## TASK REQUIREMENTS:
A. In the Stokes Twins article, rewrite the paragraph beginning "YouTube creators Alan and Alex Stokes" more briefly, keeping its main facts.
B. Reproduce the part of the Stokes Twins article between "The content agreement" and "and other platforms.", inclusive.
C. Pick up the Stokes Twins article after its final sentence and keep writing it.

— begin PAGE —

YouTube creators Alan and Alex Stokes, known as the “Stokes Twins,” have signed a deal bringing an archive of their YouTube content to Netflix starting July 18, per The Hollywood Reporter. The brothers, who have more than 140 million subscribers on YouTube, are also developing a long-form series for the streamer slated to premiere in 2027, though details on that project have not been disclosed.

The content agreement is non-exclusive and the Stokes Twins’ videos will remain on YouTube. The brothers also maintain a following of millions across TikTok, Instagram, and other platforms.

“When we were kids, we didn’t always know how to fit in,” the brothers said in a statement. “There were moments where we didn’t have a home, and when we first came to America, we didn’t even know how to speak the language. A camera became the way we connected with people before we fully had the words. We made videos to make other kids laugh, and somehow that turned into a community of hundreds of millions of people around the world. To now bring that journey to Netflix is bigger than a show for us. It feels like a full-circle moment.”

— end PAGE —
— begin DATA SHOWN —

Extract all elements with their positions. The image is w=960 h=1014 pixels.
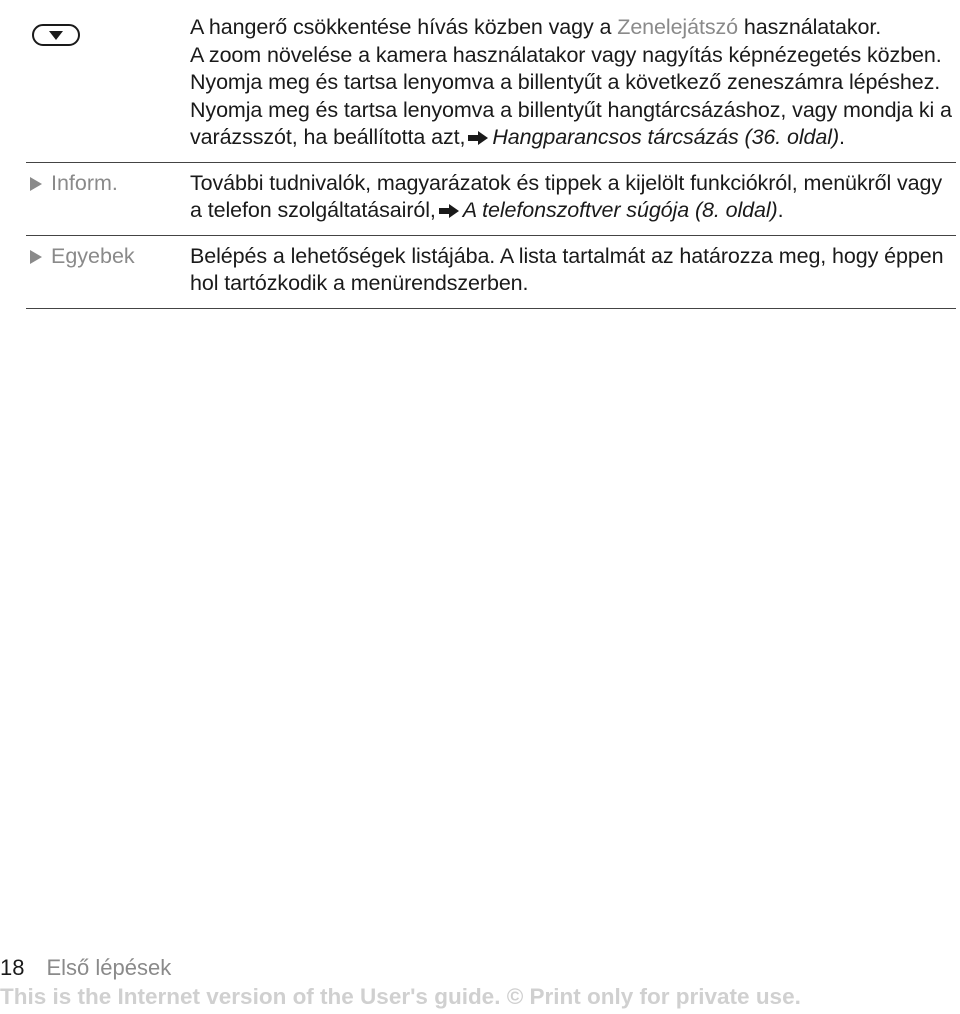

— end DATA SHOWN —

## RESULTS FOR THE EXERCISE:
A. According to The Hollywood Reporter, Alan and Alex Stokes, the "Stokes Twins," have signed a deal that brings an archive of their YouTube videos to Netflix starting July 18. The brothers have over 140 million YouTube subscribers. They are also developing a long-form Netflix series due in 2027, but no details on it have been disclosed.

B.
The content agreement is non-exclusive and the Stokes Twins’ videos will remain on YouTube. The brothers also maintain a following of millions across TikTok, Instagram, and other platforms.

C.
The deal extends a run of Netflix creator signings that has accelerated in recent months. The streamer struck a similar arrangement with 16-year-old creator Salish Matter and her father, Jordan Matter, in February, bringing the pair’s YouTube archive to the platform alongside new scripted, unscripted, and animated projects, in what Netflix called its most expansive creator deal to date. In May, Netflix and Spotify jointly signed Jay Shetty’s “On Purpose” podcast to a roughly $100 million video distribution agreement, after which the show’s video episodes stopped posting to YouTube entirely. Netflix has also signed deals with Ms. Rachel, Mark Rober, and The Sidemen, and this week announced a short-form video agreement with several publishers, including Penske Media, The Hollywood Reporter’s parent company.

Unlike the Shetty deal, which pulled video episodes off YouTube, and the Matter deal, which paired the archive licensing with new original productions, the Stokes Twins’ arrangement keeps their existing content live on YouTube while Netflix hosts the same library alongside a separate long-form show still in development.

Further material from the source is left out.